## start SOURCE PASSAGE

Jeff, great trip, that tuna looks digested...no doubt the blue had that BF in his stomach, good work on the sword how bout landing him during the daylight that was coolhow long was it looks like an 90#.Next time out pm me and we'll meet you out there.


----------



## Magic236 (Oct 1, 2007)

Congrats an a great trip. Good post and pics..


----------



## Ron Mexico (Nov 5, 2007)

Jeff I had an awsome time fishing with ya'll. The way we released all those fish, we'll have some good Karma heading our with next time we wet a line.


----------



## need2fish (Oct 2, 2007)

Great report and pics. I wish my heartbreaks were that good.


----------



## 401 Cay (Sep 30, 2007)

As always a great report and pics.. way to go Jeff!


----------



## Ron Mexico (Nov 5, 2007)

Sword was 60' lower jaw to fork. Looked like he may have been on wieght watchers.


----------



## Corpsman (Oct 3, 2007)

Jeff. You are da man!


----------



## daddytime (Oct 1, 2007)

## end SOURCE PASSAGE
## start RAW RECORDS

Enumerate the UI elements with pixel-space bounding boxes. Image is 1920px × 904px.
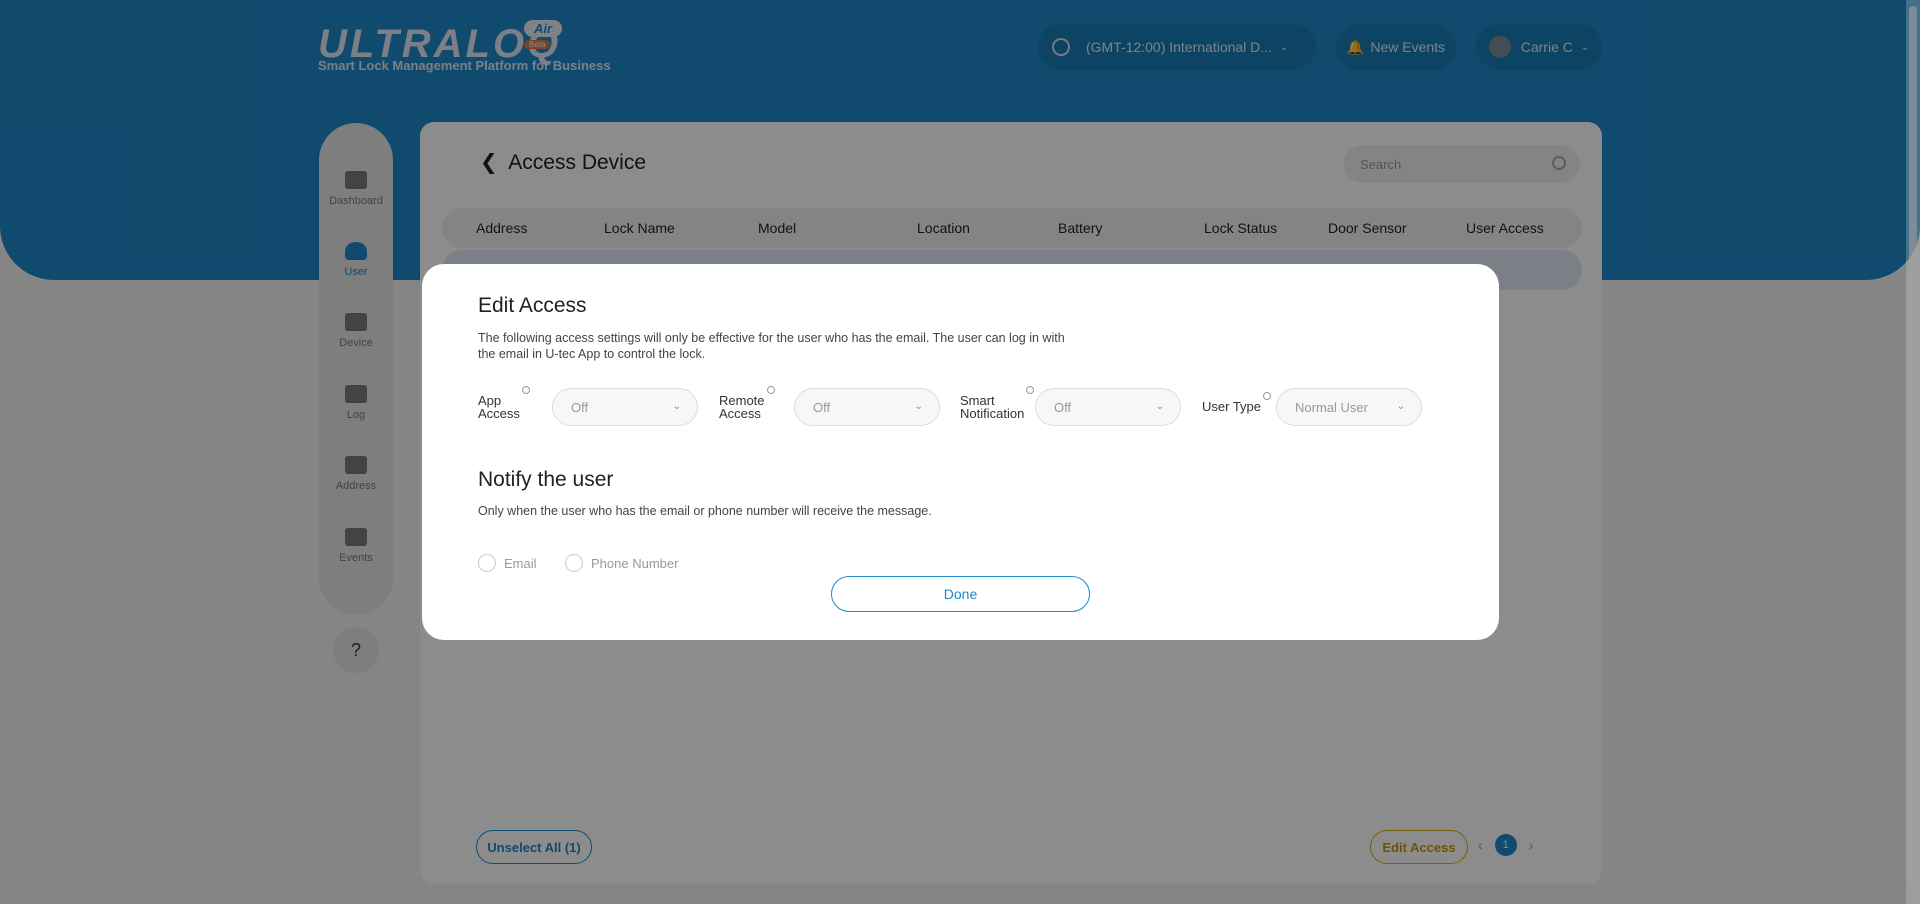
smart-notification-select[interactable]: Off ⌄ [1035, 388, 1181, 426]
notify-title: Notify the user [478, 468, 614, 491]
phone-number-radio[interactable]: Phone Number [565, 554, 678, 572]
user-type-select[interactable]: Normal User ⌄ [1276, 388, 1422, 426]
radio-circle-icon [565, 554, 583, 572]
app-access-value: Off [571, 399, 589, 415]
chevron-down-icon: ⌄ [914, 401, 923, 412]
smart-notification-label: Smart Notification [960, 386, 1035, 420]
chevron-down-icon: ⌄ [1155, 401, 1164, 412]
help-circle-icon[interactable] [1263, 392, 1272, 400]
modal-description: The following access settings will only … [478, 331, 1065, 361]
app-access-select[interactable]: Off ⌄ [552, 388, 698, 426]
modal-title: Edit Access [478, 294, 587, 317]
remote-access-value: Off [813, 399, 831, 415]
user-type-value: Normal User [1295, 399, 1368, 415]
radio-circle-icon [478, 554, 496, 572]
app-access-label: App Access [478, 386, 530, 420]
help-circle-icon[interactable] [766, 386, 775, 394]
email-radio[interactable]: Email [478, 554, 537, 572]
edit-access-modal: Edit Access The following access setting… [422, 264, 1499, 640]
chevron-down-icon: ⌄ [672, 401, 681, 412]
notify-description: Only when the user who has the email or … [478, 504, 932, 518]
user-type-label: User Type [1202, 392, 1272, 413]
scrollbar[interactable] [1906, 0, 1920, 904]
remote-access-label: Remote Access [719, 386, 775, 420]
help-circle-icon[interactable] [521, 386, 530, 394]
help-circle-icon[interactable] [1026, 386, 1035, 394]
smart-notification-value: Off [1054, 399, 1072, 415]
remote-access-select[interactable]: Off ⌄ [794, 388, 940, 426]
phone-number-label: Phone Number [591, 555, 679, 571]
done-button[interactable]: Done [831, 576, 1090, 612]
chevron-down-icon: ⌄ [1396, 401, 1405, 412]
scrollbar-thumb[interactable] [1909, 6, 1917, 886]
email-label: Email [504, 555, 537, 571]
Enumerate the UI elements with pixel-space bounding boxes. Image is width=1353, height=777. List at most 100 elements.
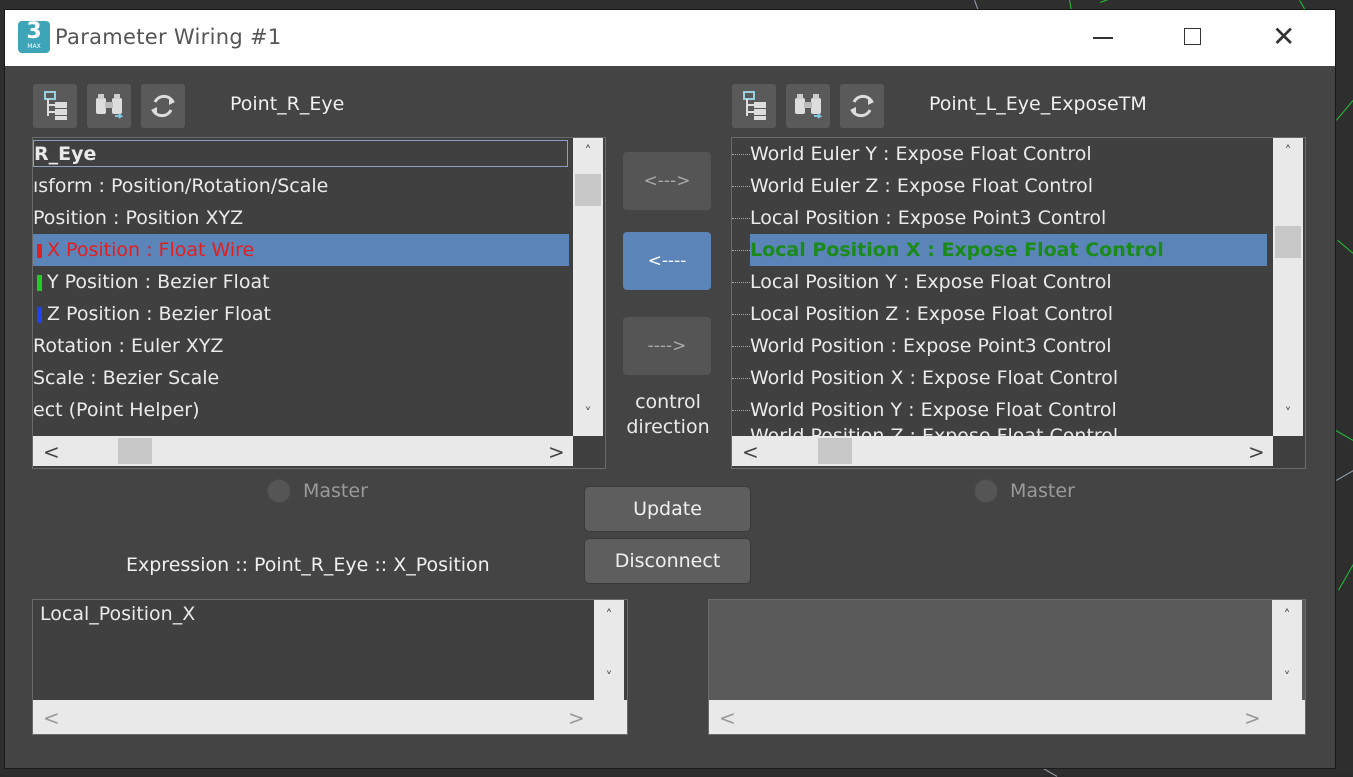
left-master-label: Master [303, 480, 368, 502]
tree-item[interactable]: Y Position : Bezier Float [33, 266, 270, 298]
tree-item-label: Local Position X : Expose Float Control [750, 234, 1267, 266]
left-master-radio[interactable] [267, 479, 291, 503]
right-parameter-tree[interactable]: World Euler Y : Expose Float Control Wor… [731, 137, 1306, 469]
scroll-down-icon[interactable]: ˅ [1272, 670, 1302, 686]
tree-item-selected[interactable]: X Position : Float Wire [33, 234, 569, 266]
tree-item[interactable]: World Position Z : Expose Float Control [732, 420, 1118, 436]
caption-line: direction [605, 415, 731, 440]
scroll-down-icon[interactable]: ˅ [594, 670, 624, 686]
maximize-button[interactable] [1158, 10, 1228, 66]
tree-item[interactable]: Scale : Bezier Scale [33, 362, 219, 394]
scroll-left-icon[interactable]: < [43, 440, 60, 464]
tree-item-label: R_Eye [33, 140, 568, 167]
tree-connector [732, 314, 750, 315]
left-to-right-direction-button[interactable]: ----> [623, 317, 711, 375]
right-tree-hscrollbar[interactable]: < > [732, 436, 1273, 466]
scroll-thumb[interactable] [118, 438, 152, 464]
scroll-thumb[interactable] [1275, 226, 1301, 258]
left-hierarchy-button[interactable] [33, 84, 77, 128]
parameter-wiring-dialog: 3 MAX Parameter Wiring #1 ✕ [5, 10, 1335, 768]
tree-connector [732, 154, 750, 155]
scroll-right-icon[interactable]: > [1244, 706, 1261, 730]
scroll-up-icon[interactable]: ˄ [573, 144, 603, 160]
right-expression-field[interactable]: ˄ ˅ < > [708, 599, 1306, 735]
tree-item-label: X Position : Float Wire [47, 239, 254, 261]
scroll-right-icon[interactable]: > [568, 706, 585, 730]
tree-item-label: World Position X : Expose Float Control [750, 367, 1118, 389]
maximize-icon [1184, 28, 1201, 45]
left-find-button[interactable] [87, 84, 131, 128]
right-object-name: Point_L_Eye_ExposeTM [929, 93, 1147, 115]
tree-item[interactable]: Position : Position XYZ [33, 202, 243, 234]
viewport-wire-line [1336, 89, 1353, 120]
tree-item-label: Position : Position XYZ [33, 207, 243, 229]
tree-item-label: Local Position Z : Expose Float Control [750, 303, 1113, 325]
right-find-button[interactable] [786, 84, 830, 128]
expr-vscrollbar[interactable]: ˄ ˅ [1272, 600, 1302, 700]
caption-line: control [605, 390, 731, 415]
minimize-icon [1093, 37, 1113, 39]
expression-text: Local_Position_X [40, 603, 195, 625]
tree-item[interactable]: R_Eye [33, 138, 569, 170]
left-expression-field[interactable]: Local_Position_X ˄ ˅ < > [32, 599, 628, 735]
left-refresh-button[interactable] [141, 84, 185, 128]
tree-item[interactable]: Rotation : Euler XYZ [33, 330, 223, 362]
viewport-wire-line [1100, 0, 1147, 3]
scroll-left-icon[interactable]: < [43, 706, 60, 730]
right-to-left-direction-button[interactable]: <---- [623, 232, 711, 290]
tree-item-label: Rotation : Euler XYZ [33, 335, 223, 357]
scroll-thumb[interactable] [575, 174, 601, 206]
minimize-button[interactable] [1068, 10, 1138, 66]
tree-item[interactable]: Local Position : Expose Point3 Control [732, 202, 1106, 234]
tree-connector [732, 186, 750, 187]
tree-item[interactable]: World Position : Expose Point3 Control [732, 330, 1112, 362]
right-tree-vscrollbar[interactable]: ˄ ˅ [1273, 138, 1303, 436]
binoculars-find-icon [792, 90, 824, 122]
title-bar[interactable]: 3 MAX Parameter Wiring #1 ✕ [5, 10, 1335, 66]
scroll-corner [1273, 436, 1303, 466]
right-master-radio[interactable] [974, 479, 998, 503]
tree-item[interactable]: World Euler Y : Expose Float Control [732, 138, 1092, 170]
right-refresh-button[interactable] [840, 84, 884, 128]
close-icon: ✕ [1272, 23, 1295, 51]
scroll-down-icon[interactable]: ˅ [1273, 406, 1303, 422]
scroll-down-icon[interactable]: ˅ [573, 406, 603, 422]
left-tree-vscrollbar[interactable]: ˄ ˅ [573, 138, 603, 436]
tree-item[interactable]: Z Position : Bezier Float [33, 298, 271, 330]
left-tree-hscrollbar[interactable]: < > [33, 436, 573, 466]
expr-vscrollbar[interactable]: ˄ ˅ [594, 600, 624, 700]
scroll-right-icon[interactable]: > [1248, 440, 1265, 464]
close-button[interactable]: ✕ [1250, 10, 1320, 66]
tree-item[interactable]: ect (Point Helper) [33, 394, 199, 426]
scroll-up-icon[interactable]: ˄ [1273, 144, 1303, 160]
expr-hscrollbar[interactable]: < > [709, 700, 1305, 734]
wire-marker-red [37, 244, 42, 258]
tree-item[interactable]: Local Position Z : Expose Float Control [732, 298, 1113, 330]
tree-item-selected[interactable]: Local Position X : Expose Float Control [732, 234, 1269, 266]
tree-item[interactable]: ısform : Position/Rotation/Scale [33, 170, 328, 202]
scroll-up-icon[interactable]: ˄ [594, 608, 624, 624]
viewport-wire-line [1336, 470, 1353, 481]
tree-connector [732, 378, 750, 379]
two-way-direction-button[interactable]: <---> [623, 152, 711, 210]
right-master-label: Master [1010, 480, 1075, 502]
tree-item[interactable]: World Euler Z : Expose Float Control [732, 170, 1093, 202]
tree-connector [732, 410, 750, 411]
scroll-thumb[interactable] [818, 438, 852, 464]
right-hierarchy-button[interactable] [732, 84, 776, 128]
update-button[interactable]: Update [585, 487, 750, 531]
refresh-icon [147, 90, 179, 122]
scroll-up-icon[interactable]: ˄ [1272, 608, 1302, 624]
scroll-left-icon[interactable]: < [742, 440, 759, 464]
left-parameter-tree[interactable]: R_Eye ısform : Position/Rotation/Scale P… [32, 137, 606, 469]
hierarchy-icon [738, 90, 770, 122]
expr-hscrollbar[interactable]: < > [33, 700, 627, 734]
tree-item[interactable]: Local Position Y : Expose Float Control [732, 266, 1112, 298]
tree-item-label: Z Position : Bezier Float [47, 303, 271, 325]
disconnect-button[interactable]: Disconnect [585, 539, 750, 583]
scroll-left-icon[interactable]: < [719, 706, 736, 730]
track-marker-green [37, 275, 42, 291]
tree-item[interactable]: World Position X : Expose Float Control [732, 362, 1118, 394]
scroll-right-icon[interactable]: > [548, 440, 565, 464]
tree-item-label: Local Position Y : Expose Float Control [750, 271, 1112, 293]
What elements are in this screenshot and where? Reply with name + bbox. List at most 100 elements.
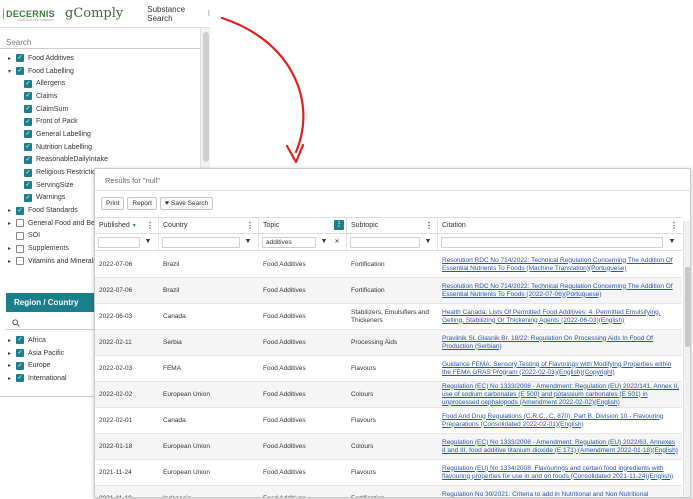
citation-link[interactable]: Food And Drug Regulations (C.R.C., C. 87… — [438, 408, 680, 433]
citation-link[interactable]: Resolution RDC No 714/2022: Technical Re… — [438, 278, 680, 303]
checkbox-unchecked[interactable] — [16, 244, 24, 253]
filter-cell-subtopic: ▼ — [347, 234, 438, 250]
table-row[interactable]: 2022-07-06 Brazil Food Additives Fortificat… — [95, 252, 682, 278]
table-row[interactable]: 2022-02-11 Serbia Food Additives Processing… — [95, 330, 682, 356]
checkbox-unchecked[interactable] — [16, 219, 24, 228]
column-header-topic[interactable]: Topic ⋮ — [259, 218, 347, 234]
filter-input-citation[interactable] — [441, 237, 663, 248]
nav-item-cut[interactable]: I — [208, 9, 210, 18]
citation-link[interactable]: Guidance FEMA: Sensory Testing of Flavor… — [438, 356, 680, 381]
caret-right-icon[interactable]: ▸ — [8, 207, 16, 214]
column-menu-icon[interactable]: ⋮ — [670, 221, 678, 230]
checkbox-checked[interactable]: ✓ — [16, 336, 24, 345]
tree-item[interactable]: ✓ Allergens — [0, 77, 200, 90]
filter-icon[interactable]: ▼ — [143, 237, 153, 247]
filter-icon[interactable]: ▼ — [667, 237, 677, 247]
citation-link[interactable]: Regulation No 30/2021: Criteria to add i… — [438, 486, 680, 498]
caret-right-icon[interactable]: ▸ — [8, 337, 16, 344]
caret-right-icon[interactable]: ▸ — [8, 245, 16, 252]
filter-icon[interactable]: ▼ — [319, 237, 329, 247]
sort-down-icon: ▼ — [131, 223, 137, 229]
caret-right-icon[interactable]: ▸ — [8, 220, 16, 227]
citation-link[interactable]: Resolution RDC No 714/2022: Technical Re… — [438, 252, 680, 277]
citation-link[interactable]: Health Canada: Lists Of Permitted Food A… — [438, 304, 680, 329]
checkbox-checked[interactable]: ✓ — [24, 143, 32, 152]
filter-icon[interactable]: ▼ — [423, 237, 433, 247]
filter-input-country[interactable] — [162, 237, 240, 248]
checkbox-checked[interactable]: ✓ — [24, 92, 32, 101]
caret-right-icon[interactable]: ▸ — [8, 375, 16, 382]
cell-topic: Food Additives — [263, 260, 306, 268]
report-button[interactable]: Report — [127, 197, 157, 210]
tree-item[interactable]: ✓ Nutrition Labelling — [0, 141, 200, 154]
column-label-subtopic: Subtopic — [351, 222, 379, 229]
table-row[interactable]: 2022-07-06 Brazil Food Additives Fortificat… — [95, 278, 682, 304]
caret-right-icon[interactable]: ▸ — [8, 362, 16, 369]
column-header-published[interactable]: Published ▼ ⋮ — [95, 218, 159, 234]
tree-item[interactable]: ▾ ✓ Food Labelling — [0, 65, 200, 78]
filter-input-subtopic[interactable] — [350, 237, 420, 248]
filter-input-published[interactable] — [98, 237, 140, 248]
checkbox-unchecked[interactable] — [16, 231, 24, 240]
checkbox-checked[interactable]: ✓ — [24, 105, 32, 114]
print-button[interactable]: Print — [101, 197, 125, 210]
checkbox-unchecked[interactable] — [16, 257, 24, 266]
nav-substance-search[interactable]: Substance Search — [147, 5, 202, 23]
table-row[interactable]: 2021-11-24 European Union Food Additives Fl… — [95, 460, 682, 486]
table-row[interactable]: 2022-02-02 European Union Food Additives Co… — [95, 382, 682, 408]
table-row[interactable]: 2022-06-03 Canada Food Additives Stabilizer… — [95, 304, 682, 330]
tree-item[interactable]: ✓ ClaimSum — [0, 103, 200, 116]
left-scrollbar-thumb[interactable] — [203, 32, 209, 162]
checkbox-checked[interactable]: ✓ — [16, 361, 24, 370]
checkbox-checked[interactable]: ✓ — [24, 117, 32, 126]
checkbox-checked[interactable]: ✓ — [24, 155, 32, 164]
checkbox-checked[interactable]: ✓ — [16, 349, 24, 358]
tree-item[interactable]: ✓ Claims — [0, 90, 200, 103]
tree-item[interactable]: ✓ Front of Pack — [0, 115, 200, 128]
column-header-country[interactable]: Country ⋮ — [159, 218, 259, 234]
column-header-citation[interactable]: Citation ⋮ — [438, 218, 682, 234]
filter-icon[interactable]: ▼ — [243, 237, 253, 247]
citation-link[interactable]: Regulation (EC) No 1333/2008 - Amendment… — [438, 382, 680, 407]
checkbox-checked[interactable]: ✓ — [24, 130, 32, 139]
column-menu-icon[interactable]: ⋮ — [425, 221, 433, 230]
decernis-logo[interactable]: DECERNIS A FISCALNOTE COMPANY — [3, 4, 55, 24]
checkbox-checked[interactable]: ✓ — [24, 193, 32, 202]
citation-link[interactable]: Regulation (EC) No 1333/2008 - Amendment… — [438, 434, 680, 459]
column-menu-icon[interactable]: ⋮ — [146, 221, 154, 230]
checkbox-checked[interactable]: ✓ — [16, 67, 24, 76]
save-search-button[interactable]: ♥ Save Search — [159, 197, 214, 210]
clear-filter-icon[interactable]: ✕ — [332, 237, 342, 247]
cell-topic: Food Additives — [263, 468, 306, 476]
tree-item[interactable]: ✓ General Labelling — [0, 128, 200, 141]
cell-subtopic: Flavours — [351, 416, 376, 424]
checkbox-checked[interactable]: ✓ — [16, 54, 24, 63]
citation-link[interactable]: Pravilnik Sl. Glasnik Br. 18/22: Regulat… — [438, 330, 680, 355]
search-input[interactable]: Search — [6, 38, 31, 47]
table-row[interactable]: 2022-02-01 Canada Food Additives Flavours Fo… — [95, 408, 682, 434]
column-menu-icon[interactable]: ⋮ — [334, 220, 344, 230]
caret-right-icon[interactable]: ▸ — [8, 55, 16, 62]
tree-item-label: General Labelling — [36, 130, 91, 138]
checkbox-checked[interactable]: ✓ — [24, 168, 32, 177]
filter-input-topic[interactable]: additives — [262, 237, 316, 248]
table-row[interactable]: 2022-01-18 European Union Food Additives Co… — [95, 434, 682, 460]
table-row[interactable]: 2021-11-19 Indonesia Food Additives Fortifi… — [95, 486, 682, 498]
checkbox-checked[interactable]: ✓ — [16, 206, 24, 215]
citation-link[interactable]: Regulation (EU) No 1334/2008: Flavouring… — [438, 460, 680, 485]
caret-down-icon[interactable]: ▾ — [8, 68, 16, 75]
grid-scrollbar[interactable] — [683, 221, 690, 497]
table-row[interactable]: 2022-02-03 FEMA Food Additives Flavours Guid… — [95, 356, 682, 382]
column-menu-icon[interactable]: ⋮ — [246, 221, 254, 230]
tree-item[interactable]: ✓ ReasonableDailyIntake — [0, 154, 200, 167]
caret-right-icon[interactable]: ▸ — [8, 258, 16, 265]
caret-right-icon[interactable]: ▸ — [8, 350, 16, 357]
checkbox-checked[interactable]: ✓ — [24, 79, 32, 88]
checkbox-checked[interactable]: ✓ — [24, 181, 32, 190]
tree-item[interactable]: ▸ ✓ Food Additives — [0, 52, 200, 65]
checkbox-checked[interactable]: ✓ — [16, 374, 24, 383]
tree-item-label: Claims — [36, 92, 58, 100]
grid-scrollbar-thumb[interactable] — [685, 267, 690, 347]
check-icon: ✓ — [25, 93, 31, 100]
column-header-subtopic[interactable]: Subtopic ⋮ — [347, 218, 438, 234]
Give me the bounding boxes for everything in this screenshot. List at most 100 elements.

## end RAW RECORDS

* TASKS TO PERFORM:
1. In the fishing forum thread, what did Ron Mexico say the group would have on their side because of the way they released all those fish?
2. Continue the fishing forum thread from the point where it stops.

* RESPONSES FOR EACH TASK:
1. Good karma the next time they wet a line.

2.
Wow, great report as always. You guysare swordfish pro's as you produce every trip it seems. Thanks for sharing. :usaflag


----------



## mpmorr (Oct 3, 2007)

> *need2fish (11/8/2008)*Great report and pics. I wish my heartbreaks were that good.


x2 my definition of heart break is a little different, congrats.


----------



## old school (Nov 16, 2007)

Nice trip. Looks like you were in a 26 Glacier Bay? Igot one a few monthsago (Honda 150s on it), but have not taken it to the rigs yet.I have two 90 gal tanks, what do you have on yours?Did you have to take extragas?If you would liketo pair up your next trip send me a pm.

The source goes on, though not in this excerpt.